Data listing
◇ ◇ ◇ ◇ ◇ ◇ ◇

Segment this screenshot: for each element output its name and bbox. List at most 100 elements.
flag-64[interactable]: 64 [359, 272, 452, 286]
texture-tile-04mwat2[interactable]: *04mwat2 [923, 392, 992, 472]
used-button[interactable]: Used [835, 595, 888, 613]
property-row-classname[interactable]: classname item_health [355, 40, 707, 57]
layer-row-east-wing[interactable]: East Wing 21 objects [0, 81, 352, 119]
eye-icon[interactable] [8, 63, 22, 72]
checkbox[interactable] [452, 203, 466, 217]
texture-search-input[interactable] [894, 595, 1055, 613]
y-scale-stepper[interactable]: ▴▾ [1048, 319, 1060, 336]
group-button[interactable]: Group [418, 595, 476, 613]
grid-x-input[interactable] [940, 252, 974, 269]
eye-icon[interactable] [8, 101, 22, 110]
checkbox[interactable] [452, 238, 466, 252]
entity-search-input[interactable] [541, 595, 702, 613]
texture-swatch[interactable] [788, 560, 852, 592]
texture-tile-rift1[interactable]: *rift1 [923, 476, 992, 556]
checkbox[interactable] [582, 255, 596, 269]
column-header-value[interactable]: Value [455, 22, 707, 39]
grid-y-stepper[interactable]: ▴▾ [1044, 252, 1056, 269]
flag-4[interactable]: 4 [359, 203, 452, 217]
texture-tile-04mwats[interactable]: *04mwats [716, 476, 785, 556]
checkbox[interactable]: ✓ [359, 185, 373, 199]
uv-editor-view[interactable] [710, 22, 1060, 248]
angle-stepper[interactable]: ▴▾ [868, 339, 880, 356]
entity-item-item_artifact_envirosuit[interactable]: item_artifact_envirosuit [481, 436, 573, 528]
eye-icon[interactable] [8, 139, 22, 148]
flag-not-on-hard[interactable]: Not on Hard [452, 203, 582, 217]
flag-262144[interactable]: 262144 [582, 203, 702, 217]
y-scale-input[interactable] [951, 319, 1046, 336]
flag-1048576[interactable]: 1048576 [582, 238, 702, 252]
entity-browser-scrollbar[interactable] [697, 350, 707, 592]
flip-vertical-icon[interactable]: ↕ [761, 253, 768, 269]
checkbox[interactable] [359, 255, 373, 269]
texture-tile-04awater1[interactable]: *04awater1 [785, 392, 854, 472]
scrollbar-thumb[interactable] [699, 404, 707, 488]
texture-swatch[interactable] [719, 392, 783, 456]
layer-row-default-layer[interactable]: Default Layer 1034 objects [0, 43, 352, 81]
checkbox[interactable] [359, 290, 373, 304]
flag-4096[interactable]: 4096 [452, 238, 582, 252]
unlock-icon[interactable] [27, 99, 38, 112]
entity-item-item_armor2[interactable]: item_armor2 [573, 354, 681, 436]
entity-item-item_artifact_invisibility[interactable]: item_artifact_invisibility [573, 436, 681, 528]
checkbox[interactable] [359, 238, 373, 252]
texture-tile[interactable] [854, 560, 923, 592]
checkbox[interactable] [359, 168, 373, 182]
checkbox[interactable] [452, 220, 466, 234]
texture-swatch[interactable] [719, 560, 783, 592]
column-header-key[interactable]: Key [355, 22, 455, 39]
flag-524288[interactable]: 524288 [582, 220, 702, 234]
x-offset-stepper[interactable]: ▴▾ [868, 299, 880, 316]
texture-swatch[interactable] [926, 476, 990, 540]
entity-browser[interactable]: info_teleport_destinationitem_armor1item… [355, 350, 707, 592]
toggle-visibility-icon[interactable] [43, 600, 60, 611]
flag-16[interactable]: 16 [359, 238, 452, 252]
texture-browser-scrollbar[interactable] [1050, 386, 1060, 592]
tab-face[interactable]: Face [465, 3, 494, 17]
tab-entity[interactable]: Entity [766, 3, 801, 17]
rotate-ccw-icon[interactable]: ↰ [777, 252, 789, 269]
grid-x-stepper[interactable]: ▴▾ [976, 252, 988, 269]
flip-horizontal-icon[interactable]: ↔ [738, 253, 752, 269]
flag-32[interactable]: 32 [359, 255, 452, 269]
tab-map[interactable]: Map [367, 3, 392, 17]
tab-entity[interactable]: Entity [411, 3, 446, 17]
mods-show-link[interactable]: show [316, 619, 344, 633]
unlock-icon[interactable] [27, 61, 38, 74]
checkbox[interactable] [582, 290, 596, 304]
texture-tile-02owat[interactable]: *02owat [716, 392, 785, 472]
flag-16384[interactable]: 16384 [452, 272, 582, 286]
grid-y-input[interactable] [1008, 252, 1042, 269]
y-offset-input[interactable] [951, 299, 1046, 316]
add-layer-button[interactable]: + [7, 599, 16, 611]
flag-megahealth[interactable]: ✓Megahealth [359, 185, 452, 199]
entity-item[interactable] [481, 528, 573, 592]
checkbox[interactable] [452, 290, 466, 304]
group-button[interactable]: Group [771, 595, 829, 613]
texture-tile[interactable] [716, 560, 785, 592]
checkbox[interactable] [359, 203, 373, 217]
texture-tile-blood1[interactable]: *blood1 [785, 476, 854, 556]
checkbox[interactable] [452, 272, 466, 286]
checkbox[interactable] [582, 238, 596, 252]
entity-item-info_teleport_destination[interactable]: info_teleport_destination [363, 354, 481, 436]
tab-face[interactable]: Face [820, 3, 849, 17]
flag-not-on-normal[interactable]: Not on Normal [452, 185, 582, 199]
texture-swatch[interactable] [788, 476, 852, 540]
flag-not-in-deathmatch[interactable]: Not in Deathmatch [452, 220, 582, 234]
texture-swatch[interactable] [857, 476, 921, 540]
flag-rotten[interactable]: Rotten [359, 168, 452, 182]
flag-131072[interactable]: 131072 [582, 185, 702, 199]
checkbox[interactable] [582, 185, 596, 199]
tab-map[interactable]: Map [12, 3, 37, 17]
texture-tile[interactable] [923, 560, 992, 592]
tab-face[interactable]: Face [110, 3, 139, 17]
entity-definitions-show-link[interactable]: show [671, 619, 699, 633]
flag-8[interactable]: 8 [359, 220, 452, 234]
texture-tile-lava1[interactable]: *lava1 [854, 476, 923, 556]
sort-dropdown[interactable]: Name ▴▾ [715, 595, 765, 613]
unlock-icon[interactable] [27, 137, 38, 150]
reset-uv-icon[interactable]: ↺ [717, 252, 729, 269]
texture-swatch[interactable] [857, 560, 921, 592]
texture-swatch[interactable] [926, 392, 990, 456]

◇ ◇ ◇ ◇ ◇ ◇ ◇

▶ **Task instructions**
Recast all of the rows above as a JSON list of strings, with one string for each line and no blank lines.

▶ **Solution to this exercise**
[
  "Segment this screenshot: for each element output its name and bbox. List at most 100 elements.",
  "flag-64[interactable]: 64 [359, 272, 452, 286]",
  "texture-tile-04mwat2[interactable]: *04mwat2 [923, 392, 992, 472]",
  "used-button[interactable]: Used [835, 595, 888, 613]",
  "property-row-classname[interactable]: classname item_health [355, 40, 707, 57]",
  "layer-row-east-wing[interactable]: East Wing 21 objects [0, 81, 352, 119]",
  "eye-icon[interactable] [8, 63, 22, 72]",
  "checkbox[interactable] [452, 203, 466, 217]",
  "texture-search-input[interactable] [894, 595, 1055, 613]",
  "y-scale-stepper[interactable]: ▴▾ [1048, 319, 1060, 336]",
  "group-button[interactable]: Group [418, 595, 476, 613]",
  "grid-x-input[interactable] [940, 252, 974, 269]",
  "eye-icon[interactable] [8, 101, 22, 110]",
  "checkbox[interactable] [452, 238, 466, 252]",
  "entity-search-input[interactable] [541, 595, 702, 613]",
  "texture-swatch[interactable] [788, 560, 852, 592]",
  "texture-tile-rift1[interactable]: *rift1 [923, 476, 992, 556]",
  "checkbox[interactable] [582, 255, 596, 269]",
  "column-header-value[interactable]: Value [455, 22, 707, 39]",
  "grid-y-stepper[interactable]: ▴▾ [1044, 252, 1056, 269]",
  "flag-4[interactable]: 4 [359, 203, 452, 217]",
  "texture-tile-04mwats[interactable]: *04mwats [716, 476, 785, 556]",
  "checkbox[interactable]: ✓ [359, 185, 373, 199]",
  "uv-editor-view[interactable] [710, 22, 1060, 248]",
  "angle-stepper[interactable]: ▴▾ [868, 339, 880, 356]",
  "entity-item-item_artifact_envirosuit[interactable]: item_artifact_envirosuit [481, 436, 573, 528]",
  "eye-icon[interactable] [8, 139, 22, 148]",
  "flag-not-on-hard[interactable]: Not on Hard [452, 203, 582, 217]",
  "flag-262144[interactable]: 262144 [582, 203, 702, 217]",
  "y-scale-input[interactable] [951, 319, 1046, 336]",
  "flag-1048576[interactable]: 1048576 [582, 238, 702, 252]",
  "entity-browser-scrollbar[interactable] [697, 350, 707, 592]",
  "flip-vertical-icon[interactable]: ↕ [761, 253, 768, 269]",
  "checkbox[interactable] [359, 255, 373, 269]",
  "texture-tile-04awater1[interactable]: *04awater1 [785, 392, 854, 472]",
  "scrollbar-thumb[interactable] [699, 404, 707, 488]",
  "texture-swatch[interactable] [719, 392, 783, 456]",
  "layer-row-default-layer[interactable]: Default Layer 1034 objects [0, 43, 352, 81]",
  "checkbox[interactable] [359, 290, 373, 304]",
  "flag-4096[interactable]: 4096 [452, 238, 582, 252]",
  "unlock-icon[interactable] [27, 99, 38, 112]",
  "entity-item-item_armor2[interactable]: item_armor2 [573, 354, 681, 436]",
  "entity-item-item_artifact_invisibility[interactable]: item_artifact_invisibility [573, 436, 681, 528]",
  "checkbox[interactable] [359, 238, 373, 252]",
  "texture-tile[interactable] [854, 560, 923, 592]",
  "checkbox[interactable] [359, 168, 373, 182]",
  "checkbox[interactable] [452, 220, 466, 234]",
  "texture-swatch[interactable] [719, 560, 783, 592]",
  "column-header-key[interactable]: Key [355, 22, 455, 39]",
  "flag-524288[interactable]: 524288 [582, 220, 702, 234]",
  "x-offset-stepper[interactable]: ▴▾ [868, 299, 880, 316]",
  "texture-swatch[interactable] [926, 476, 990, 540]",
  "entity-browser[interactable]: info_teleport_destinationitem_armor1item… [355, 350, 707, 592]",
  "toggle-visibility-icon[interactable] [43, 600, 60, 611]",
  "flag-16[interactable]: 16 [359, 238, 452, 252]",
  "texture-browser-scrollbar[interactable] [1050, 386, 1060, 592]",
  "tab-face[interactable]: Face [465, 3, 494, 17]",
  "tab-entity[interactable]: Entity [766, 3, 801, 17]",
  "rotate-ccw-icon[interactable]: ↰ [777, 252, 789, 269]",
  "grid-x-stepper[interactable]: ▴▾ [976, 252, 988, 269]",
  "flip-horizontal-icon[interactable]: ↔ [738, 253, 752, 269]",
  "flag-32[interactable]: 32 [359, 255, 452, 269]",
  "tab-map[interactable]: Map [367, 3, 392, 17]",
  "tab-entity[interactable]: Entity [411, 3, 446, 17]",
  "mods-show-link[interactable]: show [316, 619, 344, 633]",
  "unlock-icon[interactable] [27, 61, 38, 74]",
  "checkbox[interactable] [582, 290, 596, 304]",
  "texture-tile-02owat[interactable]: *02owat [716, 392, 785, 472]",
  "flag-16384[interactable]: 16384 [452, 272, 582, 286]",
  "grid-y-input[interactable] [1008, 252, 1042, 269]",
  "y-offset-input[interactable] [951, 299, 1046, 316]",
  "add-layer-button[interactable]: + [7, 599, 16, 611]",
  "flag-megahealth[interactable]: ✓Megahealth [359, 185, 452, 199]",
  "entity-item[interactable] [481, 528, 573, 592]",
  "checkbox[interactable] [452, 290, 466, 304]",
  "group-button[interactable]: Group [771, 595, 829, 613]",
  "texture-tile[interactable] [716, 560, 785, 592]",
  "checkbox[interactable] [359, 203, 373, 217]",
  "texture-tile-blood1[interactable]: *blood1 [785, 476, 854, 556]",
  "checkbox[interactable] [452, 272, 466, 286]",
  "checkbox[interactable] [582, 238, 596, 252]",
  "entity-item-info_teleport_destination[interactable]: info_teleport_destination [363, 354, 481, 436]",
  "tab-face[interactable]: Face [820, 3, 849, 17]",
  "flag-not-on-normal[interactable]: Not on Normal [452, 185, 582, 199]",
  "texture-swatch[interactable] [788, 476, 852, 540]",
  "flag-not-in-deathmatch[interactable]: Not in Deathmatch [452, 220, 582, 234]",
  "texture-swatch[interactable] [857, 476, 921, 540]",
  "flag-rotten[interactable]: Rotten [359, 168, 452, 182]",
  "flag-131072[interactable]: 131072 [582, 185, 702, 199]",
  "checkbox[interactable] [582, 185, 596, 199]",
  "tab-map[interactable]: Map [12, 3, 37, 17]",
  "texture-tile[interactable] [923, 560, 992, 592]",
  "tab-face[interactable]: Face [110, 3, 139, 17]",
  "entity-definitions-show-link[interactable]: show [671, 619, 699, 633]",
  "flag-8[interactable]: 8 [359, 220, 452, 234]",
  "texture-tile-lava1[interactable]: *lava1 [854, 476, 923, 556]",
  "sort-dropdown[interactable]: Name ▴▾ [715, 595, 765, 613]",
  "unlock-icon[interactable] [27, 137, 38, 150]",
  "reset-uv-icon[interactable]: ↺ [717, 252, 729, 269]",
  "texture-swatch[interactable] [857, 560, 921, 592]",
  "texture-swatch[interactable] [926, 392, 990, 456]"
]